Material provided –
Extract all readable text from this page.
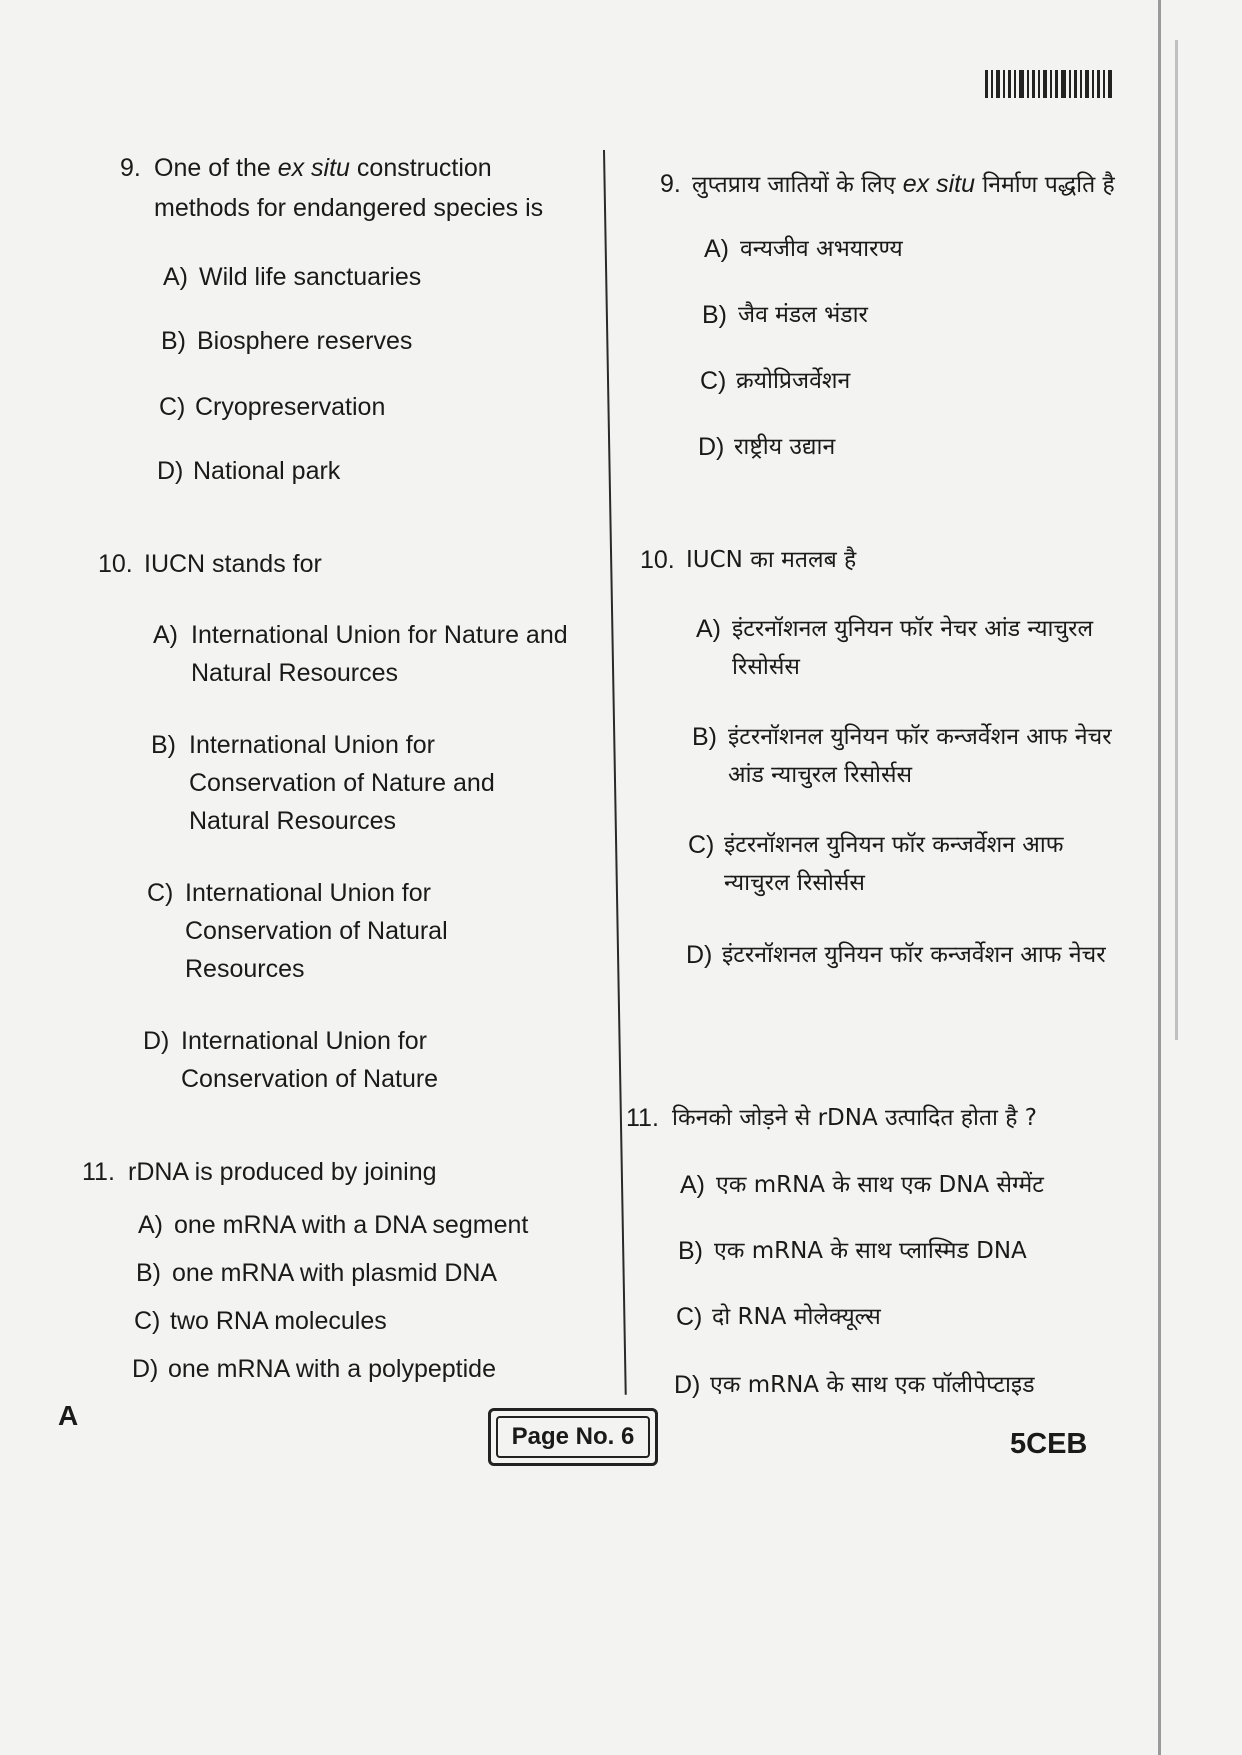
9. One of the ex situ construction methods for endangered species is
A) Wild life sanctuaries
B) Biosphere reserves
C) Cryopreservation
D) National park
10. IUCN stands for
A) International Union for Nature and Natural Resources
B) International Union for Conservation of Nature and Natural Resources
C) International Union for Conservation of Natural Resources
D) International Union for Conservation of Nature
11. rDNA is produced by joining
A) one mRNA with a DNA segment
B) one mRNA with plasmid DNA
C) two RNA molecules
D) one mRNA with a polypeptide
9. लुप्तप्राय जातियों के लिए ex situ निर्माण पद्धति है
A) वन्यजीव अभयारण्य
B) जैव मंडल भंडार
C) क्रयोप्रिजर्वेशन
D) राष्ट्रीय उद्यान
10. IUCN का मतलब है
A) इंटरनॉशनल युनियन फॉर नेचर आंड न्याचुरल रिसोर्सस
B) इंटरनॉशनल युनियन फॉर कन्जर्वेशन आफ नेचर आंड न्याचुरल रिसोर्सस
C) इंटरनॉशनल युनियन फॉर कन्जर्वेशन आफ न्याचुरल रिसोर्सस
D) इंटरनॉशनल युनियन फॉर कन्जर्वेशन आफ नेचर
11. किनको जोड़ने से rDNA उत्पादित होता है ?
A) एक mRNA के साथ एक DNA सेग्मेंट
B) एक mRNA के साथ प्लास्मिड DNA
C) दो RNA मोलेक्यूल्स
D) एक mRNA के साथ एक पॉलीपेप्टाइड
A
Page No. 6	5CEB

Instructions to follow – Copy task for the entries above: every line with the string "Resources".

Exercise output –
A) International Union for Nature and Natural Resources
B) International Union for Conservation of Nature and Natural Resources
C) International Union for Conservation of Natural Resources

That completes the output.